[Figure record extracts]

****

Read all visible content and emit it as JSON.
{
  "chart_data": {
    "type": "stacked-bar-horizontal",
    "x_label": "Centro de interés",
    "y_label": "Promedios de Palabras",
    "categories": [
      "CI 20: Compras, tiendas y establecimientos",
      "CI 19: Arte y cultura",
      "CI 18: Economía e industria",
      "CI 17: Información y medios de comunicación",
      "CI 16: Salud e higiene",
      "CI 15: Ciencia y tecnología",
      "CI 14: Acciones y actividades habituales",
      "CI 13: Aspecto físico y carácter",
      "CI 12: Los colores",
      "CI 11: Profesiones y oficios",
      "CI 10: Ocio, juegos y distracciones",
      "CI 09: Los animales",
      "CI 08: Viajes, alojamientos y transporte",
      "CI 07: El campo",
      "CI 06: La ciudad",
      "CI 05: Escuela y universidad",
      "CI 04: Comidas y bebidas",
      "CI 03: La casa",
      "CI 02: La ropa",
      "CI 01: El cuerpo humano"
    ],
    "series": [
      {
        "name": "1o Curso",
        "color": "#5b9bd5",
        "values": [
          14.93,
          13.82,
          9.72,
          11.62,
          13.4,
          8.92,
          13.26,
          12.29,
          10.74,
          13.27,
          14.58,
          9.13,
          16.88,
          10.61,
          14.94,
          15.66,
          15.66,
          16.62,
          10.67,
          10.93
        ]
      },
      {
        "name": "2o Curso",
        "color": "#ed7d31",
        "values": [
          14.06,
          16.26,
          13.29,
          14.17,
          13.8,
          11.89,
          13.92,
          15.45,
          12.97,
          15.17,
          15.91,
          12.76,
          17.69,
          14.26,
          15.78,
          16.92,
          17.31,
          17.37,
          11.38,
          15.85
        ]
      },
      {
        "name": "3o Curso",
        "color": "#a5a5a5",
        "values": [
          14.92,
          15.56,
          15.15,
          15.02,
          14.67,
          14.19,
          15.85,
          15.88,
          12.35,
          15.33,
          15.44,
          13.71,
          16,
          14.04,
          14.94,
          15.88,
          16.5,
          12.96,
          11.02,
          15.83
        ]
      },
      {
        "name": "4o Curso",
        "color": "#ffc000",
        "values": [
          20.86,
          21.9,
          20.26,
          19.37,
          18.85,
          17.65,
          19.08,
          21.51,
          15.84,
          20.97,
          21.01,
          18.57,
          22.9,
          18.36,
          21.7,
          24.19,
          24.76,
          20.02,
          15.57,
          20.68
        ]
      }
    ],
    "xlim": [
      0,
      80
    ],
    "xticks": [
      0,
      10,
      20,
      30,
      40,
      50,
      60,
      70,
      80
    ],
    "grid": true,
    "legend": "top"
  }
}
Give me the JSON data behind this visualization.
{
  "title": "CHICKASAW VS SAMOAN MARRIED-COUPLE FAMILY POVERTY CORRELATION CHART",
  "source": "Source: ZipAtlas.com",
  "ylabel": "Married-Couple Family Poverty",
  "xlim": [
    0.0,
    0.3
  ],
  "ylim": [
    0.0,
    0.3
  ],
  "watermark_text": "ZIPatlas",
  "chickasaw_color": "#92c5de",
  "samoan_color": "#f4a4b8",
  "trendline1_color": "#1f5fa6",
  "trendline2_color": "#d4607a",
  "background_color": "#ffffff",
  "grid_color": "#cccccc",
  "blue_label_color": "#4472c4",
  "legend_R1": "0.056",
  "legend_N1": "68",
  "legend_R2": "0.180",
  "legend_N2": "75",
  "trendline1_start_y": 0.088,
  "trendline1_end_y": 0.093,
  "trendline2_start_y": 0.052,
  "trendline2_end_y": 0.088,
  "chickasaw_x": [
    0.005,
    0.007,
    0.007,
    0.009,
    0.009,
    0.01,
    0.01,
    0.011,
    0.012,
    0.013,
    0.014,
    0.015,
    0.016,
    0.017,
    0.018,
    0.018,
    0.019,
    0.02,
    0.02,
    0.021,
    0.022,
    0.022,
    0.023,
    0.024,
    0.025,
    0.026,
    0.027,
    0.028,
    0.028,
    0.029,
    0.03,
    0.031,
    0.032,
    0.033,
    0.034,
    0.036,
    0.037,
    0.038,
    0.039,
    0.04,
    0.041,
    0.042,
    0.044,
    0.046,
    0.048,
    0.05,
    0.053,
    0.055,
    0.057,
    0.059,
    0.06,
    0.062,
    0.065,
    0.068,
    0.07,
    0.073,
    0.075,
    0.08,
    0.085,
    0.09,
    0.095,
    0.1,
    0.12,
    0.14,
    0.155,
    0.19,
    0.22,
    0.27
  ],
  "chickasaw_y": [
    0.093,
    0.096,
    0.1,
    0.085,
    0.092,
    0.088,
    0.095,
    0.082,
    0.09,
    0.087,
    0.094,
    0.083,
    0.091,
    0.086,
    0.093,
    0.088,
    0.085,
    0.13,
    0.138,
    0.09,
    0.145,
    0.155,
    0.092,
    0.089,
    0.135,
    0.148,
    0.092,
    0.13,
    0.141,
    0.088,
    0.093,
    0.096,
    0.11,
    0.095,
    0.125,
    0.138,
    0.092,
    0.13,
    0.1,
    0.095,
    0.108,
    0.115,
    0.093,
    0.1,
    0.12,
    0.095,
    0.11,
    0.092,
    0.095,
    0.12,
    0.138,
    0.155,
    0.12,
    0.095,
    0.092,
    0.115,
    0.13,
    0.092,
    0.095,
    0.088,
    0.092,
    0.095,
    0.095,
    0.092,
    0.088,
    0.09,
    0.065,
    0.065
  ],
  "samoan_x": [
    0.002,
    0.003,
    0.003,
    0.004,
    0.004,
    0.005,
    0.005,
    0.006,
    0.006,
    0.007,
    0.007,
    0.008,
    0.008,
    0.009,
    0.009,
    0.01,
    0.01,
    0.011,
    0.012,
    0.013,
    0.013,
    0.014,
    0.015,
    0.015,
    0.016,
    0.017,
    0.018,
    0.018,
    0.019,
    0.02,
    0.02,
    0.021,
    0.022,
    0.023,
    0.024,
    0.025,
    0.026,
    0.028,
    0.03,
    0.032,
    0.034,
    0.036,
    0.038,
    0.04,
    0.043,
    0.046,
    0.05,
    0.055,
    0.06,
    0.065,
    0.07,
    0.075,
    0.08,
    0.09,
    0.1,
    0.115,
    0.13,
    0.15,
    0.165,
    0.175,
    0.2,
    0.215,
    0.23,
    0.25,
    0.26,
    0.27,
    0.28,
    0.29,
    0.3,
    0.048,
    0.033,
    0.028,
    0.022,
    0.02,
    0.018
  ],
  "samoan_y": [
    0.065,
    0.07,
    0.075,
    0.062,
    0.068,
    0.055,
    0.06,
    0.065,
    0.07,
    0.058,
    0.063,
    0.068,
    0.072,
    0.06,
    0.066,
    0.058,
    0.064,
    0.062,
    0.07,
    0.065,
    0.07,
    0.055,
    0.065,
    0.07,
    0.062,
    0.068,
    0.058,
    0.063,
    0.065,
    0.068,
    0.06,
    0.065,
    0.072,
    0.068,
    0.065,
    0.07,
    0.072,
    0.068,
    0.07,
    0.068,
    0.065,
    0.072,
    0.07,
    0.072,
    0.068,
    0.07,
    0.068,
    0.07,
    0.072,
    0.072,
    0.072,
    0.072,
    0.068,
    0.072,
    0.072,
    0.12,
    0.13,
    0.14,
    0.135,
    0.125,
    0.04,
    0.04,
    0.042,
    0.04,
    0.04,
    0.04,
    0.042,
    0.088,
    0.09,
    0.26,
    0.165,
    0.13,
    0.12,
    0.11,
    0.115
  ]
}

****

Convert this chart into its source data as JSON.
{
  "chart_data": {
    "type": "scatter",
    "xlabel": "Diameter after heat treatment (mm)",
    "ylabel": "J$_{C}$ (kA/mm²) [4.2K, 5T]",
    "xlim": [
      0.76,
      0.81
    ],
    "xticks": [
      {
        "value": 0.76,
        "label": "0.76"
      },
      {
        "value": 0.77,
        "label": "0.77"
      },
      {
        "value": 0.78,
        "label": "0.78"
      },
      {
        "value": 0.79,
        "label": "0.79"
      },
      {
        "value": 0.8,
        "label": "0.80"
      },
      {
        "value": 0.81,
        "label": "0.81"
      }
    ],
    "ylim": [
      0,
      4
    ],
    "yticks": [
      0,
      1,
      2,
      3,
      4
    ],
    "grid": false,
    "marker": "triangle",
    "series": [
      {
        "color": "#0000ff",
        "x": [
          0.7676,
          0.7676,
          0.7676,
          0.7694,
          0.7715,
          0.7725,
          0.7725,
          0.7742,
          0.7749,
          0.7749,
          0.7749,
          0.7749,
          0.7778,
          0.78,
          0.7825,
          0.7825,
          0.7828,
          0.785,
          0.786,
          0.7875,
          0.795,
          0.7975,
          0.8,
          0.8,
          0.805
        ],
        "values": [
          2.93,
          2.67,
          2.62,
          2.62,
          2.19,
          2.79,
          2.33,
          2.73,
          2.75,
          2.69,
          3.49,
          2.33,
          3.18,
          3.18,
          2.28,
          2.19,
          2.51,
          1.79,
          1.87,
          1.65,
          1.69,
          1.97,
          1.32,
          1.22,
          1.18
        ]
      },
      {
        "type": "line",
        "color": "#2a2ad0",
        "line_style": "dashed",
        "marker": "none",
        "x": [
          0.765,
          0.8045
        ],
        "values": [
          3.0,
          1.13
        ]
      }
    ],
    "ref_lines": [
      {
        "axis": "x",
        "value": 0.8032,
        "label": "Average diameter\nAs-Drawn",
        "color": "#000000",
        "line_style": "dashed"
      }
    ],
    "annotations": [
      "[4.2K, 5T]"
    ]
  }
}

****

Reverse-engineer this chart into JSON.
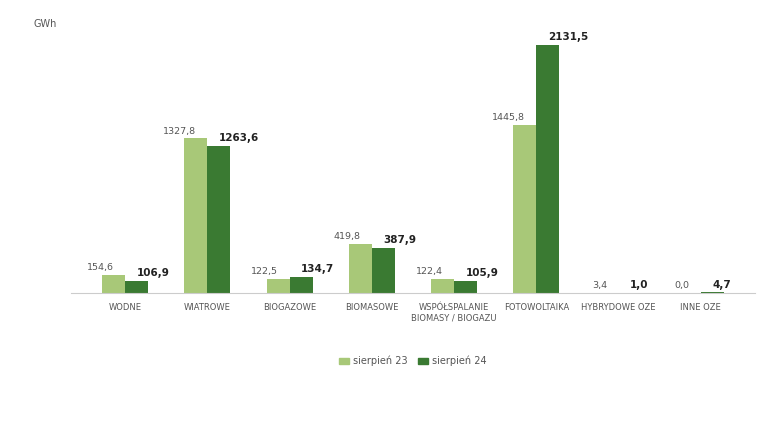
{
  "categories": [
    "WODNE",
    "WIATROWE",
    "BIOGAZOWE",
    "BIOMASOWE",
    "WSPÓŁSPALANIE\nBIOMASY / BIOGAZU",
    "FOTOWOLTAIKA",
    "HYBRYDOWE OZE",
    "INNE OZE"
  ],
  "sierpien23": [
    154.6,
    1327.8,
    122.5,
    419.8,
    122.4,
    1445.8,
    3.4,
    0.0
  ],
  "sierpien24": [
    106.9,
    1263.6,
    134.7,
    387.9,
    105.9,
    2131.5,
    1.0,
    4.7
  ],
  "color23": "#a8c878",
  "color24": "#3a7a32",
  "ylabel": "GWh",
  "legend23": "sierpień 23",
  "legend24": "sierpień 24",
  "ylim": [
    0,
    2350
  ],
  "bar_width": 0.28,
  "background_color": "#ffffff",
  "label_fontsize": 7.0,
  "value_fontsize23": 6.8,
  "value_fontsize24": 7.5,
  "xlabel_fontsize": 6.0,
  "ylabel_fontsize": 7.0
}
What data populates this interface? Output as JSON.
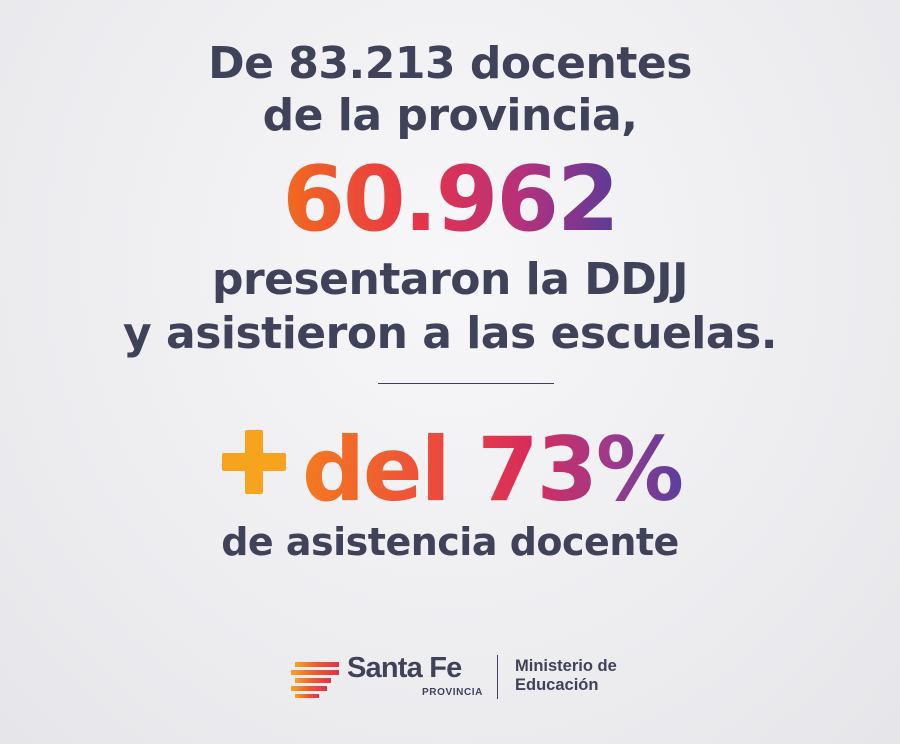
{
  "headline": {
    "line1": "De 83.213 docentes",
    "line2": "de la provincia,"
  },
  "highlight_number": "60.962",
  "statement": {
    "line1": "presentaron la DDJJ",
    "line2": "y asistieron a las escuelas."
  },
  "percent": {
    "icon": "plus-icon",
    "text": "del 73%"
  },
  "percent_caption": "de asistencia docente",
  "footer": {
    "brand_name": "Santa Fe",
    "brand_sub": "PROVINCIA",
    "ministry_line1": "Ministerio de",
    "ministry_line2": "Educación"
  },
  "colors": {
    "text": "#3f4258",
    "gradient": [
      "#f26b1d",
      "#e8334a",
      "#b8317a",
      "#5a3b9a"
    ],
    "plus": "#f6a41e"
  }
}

****

- [Written instruction]
Using the material above, work out how many lines contain the string "sierpień". Give that number alone.

- [Task solution]
2